Spatial layout data:
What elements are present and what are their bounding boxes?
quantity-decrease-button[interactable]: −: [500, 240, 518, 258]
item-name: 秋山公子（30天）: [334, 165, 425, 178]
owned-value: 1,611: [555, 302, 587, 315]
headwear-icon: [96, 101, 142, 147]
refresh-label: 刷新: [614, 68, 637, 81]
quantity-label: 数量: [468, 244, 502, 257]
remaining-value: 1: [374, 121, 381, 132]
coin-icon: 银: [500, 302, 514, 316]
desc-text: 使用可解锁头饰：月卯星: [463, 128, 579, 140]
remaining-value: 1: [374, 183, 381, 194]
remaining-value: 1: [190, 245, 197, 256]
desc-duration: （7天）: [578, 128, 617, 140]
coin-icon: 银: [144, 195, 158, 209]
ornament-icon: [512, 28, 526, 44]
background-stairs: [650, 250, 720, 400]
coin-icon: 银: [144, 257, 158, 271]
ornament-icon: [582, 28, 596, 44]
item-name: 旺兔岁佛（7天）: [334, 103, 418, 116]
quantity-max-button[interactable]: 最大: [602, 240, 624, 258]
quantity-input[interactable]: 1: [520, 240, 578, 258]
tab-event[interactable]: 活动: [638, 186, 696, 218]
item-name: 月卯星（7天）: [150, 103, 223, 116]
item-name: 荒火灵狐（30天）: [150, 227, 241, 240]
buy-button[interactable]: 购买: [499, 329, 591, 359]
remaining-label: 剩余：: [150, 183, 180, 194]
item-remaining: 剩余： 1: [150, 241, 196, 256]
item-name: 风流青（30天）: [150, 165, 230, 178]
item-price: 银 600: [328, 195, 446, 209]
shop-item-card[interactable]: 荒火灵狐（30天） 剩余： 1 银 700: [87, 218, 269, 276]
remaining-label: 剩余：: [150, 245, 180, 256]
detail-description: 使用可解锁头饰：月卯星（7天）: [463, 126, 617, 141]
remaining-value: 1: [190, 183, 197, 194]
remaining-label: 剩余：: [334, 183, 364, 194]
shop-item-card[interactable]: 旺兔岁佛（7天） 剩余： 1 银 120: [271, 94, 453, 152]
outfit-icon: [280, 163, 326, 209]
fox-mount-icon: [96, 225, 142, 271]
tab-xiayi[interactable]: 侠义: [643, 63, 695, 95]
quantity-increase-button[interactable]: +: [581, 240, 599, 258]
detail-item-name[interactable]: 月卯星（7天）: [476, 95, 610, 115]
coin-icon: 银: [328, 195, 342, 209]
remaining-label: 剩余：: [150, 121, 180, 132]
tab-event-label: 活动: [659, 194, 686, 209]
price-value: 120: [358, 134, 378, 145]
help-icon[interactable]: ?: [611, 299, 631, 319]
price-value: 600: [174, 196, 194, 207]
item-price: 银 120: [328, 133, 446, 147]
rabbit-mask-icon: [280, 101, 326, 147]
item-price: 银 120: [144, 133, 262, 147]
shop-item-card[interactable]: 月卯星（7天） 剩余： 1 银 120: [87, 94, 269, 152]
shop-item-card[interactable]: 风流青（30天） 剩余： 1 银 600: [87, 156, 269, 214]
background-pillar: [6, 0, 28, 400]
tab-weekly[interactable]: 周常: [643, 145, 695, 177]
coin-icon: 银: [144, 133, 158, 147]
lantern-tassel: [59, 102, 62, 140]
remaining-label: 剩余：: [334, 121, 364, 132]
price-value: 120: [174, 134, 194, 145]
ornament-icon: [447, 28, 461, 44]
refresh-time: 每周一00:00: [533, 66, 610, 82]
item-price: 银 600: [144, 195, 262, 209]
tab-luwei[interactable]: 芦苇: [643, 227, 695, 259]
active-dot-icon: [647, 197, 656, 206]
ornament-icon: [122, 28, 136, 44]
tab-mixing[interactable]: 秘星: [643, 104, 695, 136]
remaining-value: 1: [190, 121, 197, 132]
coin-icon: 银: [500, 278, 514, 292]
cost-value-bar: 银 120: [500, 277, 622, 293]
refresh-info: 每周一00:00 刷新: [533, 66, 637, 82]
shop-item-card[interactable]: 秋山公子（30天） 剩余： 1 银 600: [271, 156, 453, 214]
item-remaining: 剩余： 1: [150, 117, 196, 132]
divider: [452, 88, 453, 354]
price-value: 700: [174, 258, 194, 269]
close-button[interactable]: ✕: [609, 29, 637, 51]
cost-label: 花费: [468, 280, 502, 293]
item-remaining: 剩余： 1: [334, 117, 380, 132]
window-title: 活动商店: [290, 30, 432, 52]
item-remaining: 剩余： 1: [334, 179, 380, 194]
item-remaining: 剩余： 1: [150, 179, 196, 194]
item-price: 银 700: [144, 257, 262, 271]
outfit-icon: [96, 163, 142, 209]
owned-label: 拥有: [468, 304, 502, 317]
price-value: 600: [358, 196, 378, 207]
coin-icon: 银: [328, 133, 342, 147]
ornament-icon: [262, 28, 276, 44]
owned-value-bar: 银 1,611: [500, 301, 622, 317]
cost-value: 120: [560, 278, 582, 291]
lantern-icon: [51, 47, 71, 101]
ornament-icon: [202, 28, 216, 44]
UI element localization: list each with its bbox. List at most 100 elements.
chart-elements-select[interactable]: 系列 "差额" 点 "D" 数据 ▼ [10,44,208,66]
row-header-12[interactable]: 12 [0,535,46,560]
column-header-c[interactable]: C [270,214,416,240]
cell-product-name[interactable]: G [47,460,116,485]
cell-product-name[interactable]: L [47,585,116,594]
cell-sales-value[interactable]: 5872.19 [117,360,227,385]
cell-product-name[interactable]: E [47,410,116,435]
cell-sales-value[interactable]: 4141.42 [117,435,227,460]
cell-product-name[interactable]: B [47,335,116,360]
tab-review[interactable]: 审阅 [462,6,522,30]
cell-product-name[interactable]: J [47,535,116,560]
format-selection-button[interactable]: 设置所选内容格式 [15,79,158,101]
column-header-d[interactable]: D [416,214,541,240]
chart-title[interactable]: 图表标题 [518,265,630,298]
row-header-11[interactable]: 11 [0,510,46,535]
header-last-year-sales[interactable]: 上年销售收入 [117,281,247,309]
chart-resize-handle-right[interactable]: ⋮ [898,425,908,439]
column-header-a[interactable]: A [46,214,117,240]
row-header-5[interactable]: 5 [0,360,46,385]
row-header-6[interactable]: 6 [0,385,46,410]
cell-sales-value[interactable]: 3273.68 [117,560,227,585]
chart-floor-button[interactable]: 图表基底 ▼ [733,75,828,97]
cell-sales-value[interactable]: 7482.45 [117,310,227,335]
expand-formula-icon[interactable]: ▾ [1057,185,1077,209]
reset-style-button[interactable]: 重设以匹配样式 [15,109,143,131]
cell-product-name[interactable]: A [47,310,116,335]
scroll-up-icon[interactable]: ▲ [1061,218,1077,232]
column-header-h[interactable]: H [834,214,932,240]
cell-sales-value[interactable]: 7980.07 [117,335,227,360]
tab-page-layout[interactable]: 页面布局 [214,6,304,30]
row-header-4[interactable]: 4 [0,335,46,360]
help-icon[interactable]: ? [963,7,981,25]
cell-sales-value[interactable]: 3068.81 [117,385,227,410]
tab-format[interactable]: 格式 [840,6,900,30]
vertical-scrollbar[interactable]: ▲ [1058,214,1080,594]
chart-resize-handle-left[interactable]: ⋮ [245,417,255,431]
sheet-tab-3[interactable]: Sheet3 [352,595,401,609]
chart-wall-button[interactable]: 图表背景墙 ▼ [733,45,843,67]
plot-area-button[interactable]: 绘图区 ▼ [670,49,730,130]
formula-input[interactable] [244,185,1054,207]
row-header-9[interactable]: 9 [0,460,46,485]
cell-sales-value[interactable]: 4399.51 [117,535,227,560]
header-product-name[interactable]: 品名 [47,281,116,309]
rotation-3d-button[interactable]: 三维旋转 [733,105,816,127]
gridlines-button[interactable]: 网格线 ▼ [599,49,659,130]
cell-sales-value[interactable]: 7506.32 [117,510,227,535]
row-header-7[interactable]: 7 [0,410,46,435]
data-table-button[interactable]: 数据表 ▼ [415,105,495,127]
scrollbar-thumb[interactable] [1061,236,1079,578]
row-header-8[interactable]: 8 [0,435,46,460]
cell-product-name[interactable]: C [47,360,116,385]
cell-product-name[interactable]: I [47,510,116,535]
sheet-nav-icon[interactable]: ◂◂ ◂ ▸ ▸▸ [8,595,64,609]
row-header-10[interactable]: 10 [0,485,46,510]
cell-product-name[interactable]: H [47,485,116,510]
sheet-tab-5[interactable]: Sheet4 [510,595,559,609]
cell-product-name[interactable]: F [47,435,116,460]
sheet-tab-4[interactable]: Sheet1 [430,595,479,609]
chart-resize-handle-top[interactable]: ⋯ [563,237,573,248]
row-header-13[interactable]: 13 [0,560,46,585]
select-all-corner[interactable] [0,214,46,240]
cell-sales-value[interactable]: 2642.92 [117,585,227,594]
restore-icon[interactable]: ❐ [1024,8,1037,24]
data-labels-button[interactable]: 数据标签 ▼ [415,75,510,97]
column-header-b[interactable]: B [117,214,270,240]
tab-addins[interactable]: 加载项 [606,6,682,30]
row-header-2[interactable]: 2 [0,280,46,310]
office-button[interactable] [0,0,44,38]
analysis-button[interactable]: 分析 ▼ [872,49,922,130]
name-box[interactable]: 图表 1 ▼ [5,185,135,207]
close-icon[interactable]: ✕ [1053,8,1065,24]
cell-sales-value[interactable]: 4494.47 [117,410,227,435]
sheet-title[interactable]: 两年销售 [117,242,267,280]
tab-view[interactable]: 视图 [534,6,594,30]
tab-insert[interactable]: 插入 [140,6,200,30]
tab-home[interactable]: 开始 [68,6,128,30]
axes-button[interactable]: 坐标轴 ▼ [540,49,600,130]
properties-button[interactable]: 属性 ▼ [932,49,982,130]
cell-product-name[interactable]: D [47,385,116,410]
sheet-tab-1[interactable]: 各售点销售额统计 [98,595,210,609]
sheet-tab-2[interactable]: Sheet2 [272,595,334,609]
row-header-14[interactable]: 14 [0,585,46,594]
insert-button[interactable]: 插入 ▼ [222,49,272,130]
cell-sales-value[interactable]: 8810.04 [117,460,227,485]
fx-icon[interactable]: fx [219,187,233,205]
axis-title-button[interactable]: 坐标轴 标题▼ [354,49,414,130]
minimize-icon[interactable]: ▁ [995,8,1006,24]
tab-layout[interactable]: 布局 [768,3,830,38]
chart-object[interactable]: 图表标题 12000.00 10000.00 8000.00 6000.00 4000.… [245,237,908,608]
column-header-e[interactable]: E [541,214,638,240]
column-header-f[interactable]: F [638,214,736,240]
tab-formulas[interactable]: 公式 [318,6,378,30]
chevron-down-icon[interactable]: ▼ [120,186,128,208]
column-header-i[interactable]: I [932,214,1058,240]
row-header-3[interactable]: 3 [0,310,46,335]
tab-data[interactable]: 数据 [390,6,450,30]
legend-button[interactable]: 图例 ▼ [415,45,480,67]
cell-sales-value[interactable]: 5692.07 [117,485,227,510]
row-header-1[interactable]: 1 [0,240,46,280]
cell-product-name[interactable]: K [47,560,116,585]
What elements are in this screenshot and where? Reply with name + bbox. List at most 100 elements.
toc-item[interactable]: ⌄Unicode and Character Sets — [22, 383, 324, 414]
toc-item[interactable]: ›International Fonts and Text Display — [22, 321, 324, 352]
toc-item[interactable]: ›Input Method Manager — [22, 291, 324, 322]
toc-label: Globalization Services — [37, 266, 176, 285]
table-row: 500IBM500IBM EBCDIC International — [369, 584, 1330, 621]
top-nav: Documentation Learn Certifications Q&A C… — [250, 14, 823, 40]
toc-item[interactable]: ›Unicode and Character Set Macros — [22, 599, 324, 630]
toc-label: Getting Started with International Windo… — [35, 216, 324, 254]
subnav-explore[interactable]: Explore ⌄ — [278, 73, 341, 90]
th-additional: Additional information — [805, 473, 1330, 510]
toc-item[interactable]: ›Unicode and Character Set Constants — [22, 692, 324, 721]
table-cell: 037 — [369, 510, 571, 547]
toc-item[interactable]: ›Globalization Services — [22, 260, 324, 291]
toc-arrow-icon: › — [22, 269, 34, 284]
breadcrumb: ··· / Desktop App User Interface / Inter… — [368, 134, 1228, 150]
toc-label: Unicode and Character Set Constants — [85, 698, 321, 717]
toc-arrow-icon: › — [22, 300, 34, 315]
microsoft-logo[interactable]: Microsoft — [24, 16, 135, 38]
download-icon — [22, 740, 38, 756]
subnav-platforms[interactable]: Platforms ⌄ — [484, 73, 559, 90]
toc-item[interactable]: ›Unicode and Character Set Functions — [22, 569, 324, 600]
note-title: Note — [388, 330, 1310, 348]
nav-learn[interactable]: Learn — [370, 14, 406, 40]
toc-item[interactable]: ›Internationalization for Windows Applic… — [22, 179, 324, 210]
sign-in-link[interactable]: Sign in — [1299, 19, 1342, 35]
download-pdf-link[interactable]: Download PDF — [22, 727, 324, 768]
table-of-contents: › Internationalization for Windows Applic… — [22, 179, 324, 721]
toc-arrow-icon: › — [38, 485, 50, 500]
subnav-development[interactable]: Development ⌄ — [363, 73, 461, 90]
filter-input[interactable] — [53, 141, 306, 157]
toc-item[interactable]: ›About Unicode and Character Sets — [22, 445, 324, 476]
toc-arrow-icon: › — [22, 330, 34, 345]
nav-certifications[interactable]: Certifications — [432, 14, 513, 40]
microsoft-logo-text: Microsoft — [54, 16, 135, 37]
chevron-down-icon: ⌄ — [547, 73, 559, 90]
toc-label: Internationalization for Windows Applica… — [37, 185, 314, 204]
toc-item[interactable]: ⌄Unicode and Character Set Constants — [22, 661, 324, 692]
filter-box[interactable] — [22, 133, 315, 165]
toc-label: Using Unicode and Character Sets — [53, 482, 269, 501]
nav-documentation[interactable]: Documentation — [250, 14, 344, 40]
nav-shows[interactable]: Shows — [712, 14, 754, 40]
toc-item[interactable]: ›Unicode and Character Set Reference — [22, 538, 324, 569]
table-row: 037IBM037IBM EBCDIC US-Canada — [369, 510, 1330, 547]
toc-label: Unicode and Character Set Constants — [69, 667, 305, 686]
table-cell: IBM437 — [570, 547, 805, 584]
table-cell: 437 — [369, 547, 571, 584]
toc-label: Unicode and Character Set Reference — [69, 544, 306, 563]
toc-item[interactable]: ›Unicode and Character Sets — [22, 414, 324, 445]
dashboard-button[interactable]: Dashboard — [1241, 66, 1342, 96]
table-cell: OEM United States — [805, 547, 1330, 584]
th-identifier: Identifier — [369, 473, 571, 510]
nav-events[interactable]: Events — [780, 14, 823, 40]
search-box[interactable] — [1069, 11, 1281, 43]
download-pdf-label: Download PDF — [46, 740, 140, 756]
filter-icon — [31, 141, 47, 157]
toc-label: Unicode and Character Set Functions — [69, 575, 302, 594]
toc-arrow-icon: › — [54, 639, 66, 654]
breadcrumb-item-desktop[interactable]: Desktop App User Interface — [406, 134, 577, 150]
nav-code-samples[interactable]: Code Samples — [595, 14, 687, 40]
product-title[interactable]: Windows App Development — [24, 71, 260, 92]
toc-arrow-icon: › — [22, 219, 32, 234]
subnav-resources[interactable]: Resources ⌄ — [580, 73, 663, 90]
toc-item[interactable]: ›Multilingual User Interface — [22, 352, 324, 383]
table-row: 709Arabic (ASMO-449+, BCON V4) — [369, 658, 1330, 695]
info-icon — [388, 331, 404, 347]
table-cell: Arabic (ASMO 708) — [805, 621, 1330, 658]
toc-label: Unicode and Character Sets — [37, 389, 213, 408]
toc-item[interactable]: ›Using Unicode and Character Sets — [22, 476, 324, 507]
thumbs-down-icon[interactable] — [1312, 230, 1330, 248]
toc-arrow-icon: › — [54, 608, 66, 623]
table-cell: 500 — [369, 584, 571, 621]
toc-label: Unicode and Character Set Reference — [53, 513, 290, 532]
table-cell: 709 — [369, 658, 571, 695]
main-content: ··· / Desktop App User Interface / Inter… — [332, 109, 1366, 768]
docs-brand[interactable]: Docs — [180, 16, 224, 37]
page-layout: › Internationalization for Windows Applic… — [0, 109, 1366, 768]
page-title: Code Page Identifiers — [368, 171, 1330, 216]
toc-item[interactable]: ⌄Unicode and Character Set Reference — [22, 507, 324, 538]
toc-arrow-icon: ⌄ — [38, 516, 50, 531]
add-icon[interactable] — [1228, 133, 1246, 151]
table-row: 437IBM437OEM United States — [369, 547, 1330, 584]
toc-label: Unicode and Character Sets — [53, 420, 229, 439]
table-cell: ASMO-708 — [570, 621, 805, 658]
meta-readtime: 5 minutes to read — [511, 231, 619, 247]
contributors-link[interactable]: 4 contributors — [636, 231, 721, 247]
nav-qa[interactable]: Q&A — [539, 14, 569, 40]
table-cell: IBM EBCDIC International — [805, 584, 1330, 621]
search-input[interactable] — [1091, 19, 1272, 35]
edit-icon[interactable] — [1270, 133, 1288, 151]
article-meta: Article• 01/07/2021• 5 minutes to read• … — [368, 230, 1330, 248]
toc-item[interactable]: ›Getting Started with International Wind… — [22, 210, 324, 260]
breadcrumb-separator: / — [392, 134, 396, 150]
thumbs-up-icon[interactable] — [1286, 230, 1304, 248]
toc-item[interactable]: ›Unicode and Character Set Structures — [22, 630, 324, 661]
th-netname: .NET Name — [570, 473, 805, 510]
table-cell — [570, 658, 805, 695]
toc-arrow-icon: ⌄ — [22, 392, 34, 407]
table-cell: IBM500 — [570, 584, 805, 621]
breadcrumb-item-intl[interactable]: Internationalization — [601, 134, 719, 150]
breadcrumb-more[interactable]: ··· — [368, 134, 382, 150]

| Stated exercise |
Put the entries from the start of the records through the line containing "desc-text: 使用可解锁头饰：月卯星: [463, 128, 579, 140]", inclusive, into a numbered list, leaving out blank lines.

| The response |
1. What elements are present and what are their bounding boxes?
2. quantity-decrease-button[interactable]: −: [500, 240, 518, 258]
3. item-name: 秋山公子（30天）: [334, 165, 425, 178]
4. owned-value: 1,611: [555, 302, 587, 315]
5. headwear-icon: [96, 101, 142, 147]
6. refresh-label: 刷新: [614, 68, 637, 81]
7. quantity-label: 数量: [468, 244, 502, 257]
8. remaining-value: 1: [374, 121, 381, 132]
9. coin-icon: 银: [500, 302, 514, 316]
10. desc-text: 使用可解锁头饰：月卯星: [463, 128, 579, 140]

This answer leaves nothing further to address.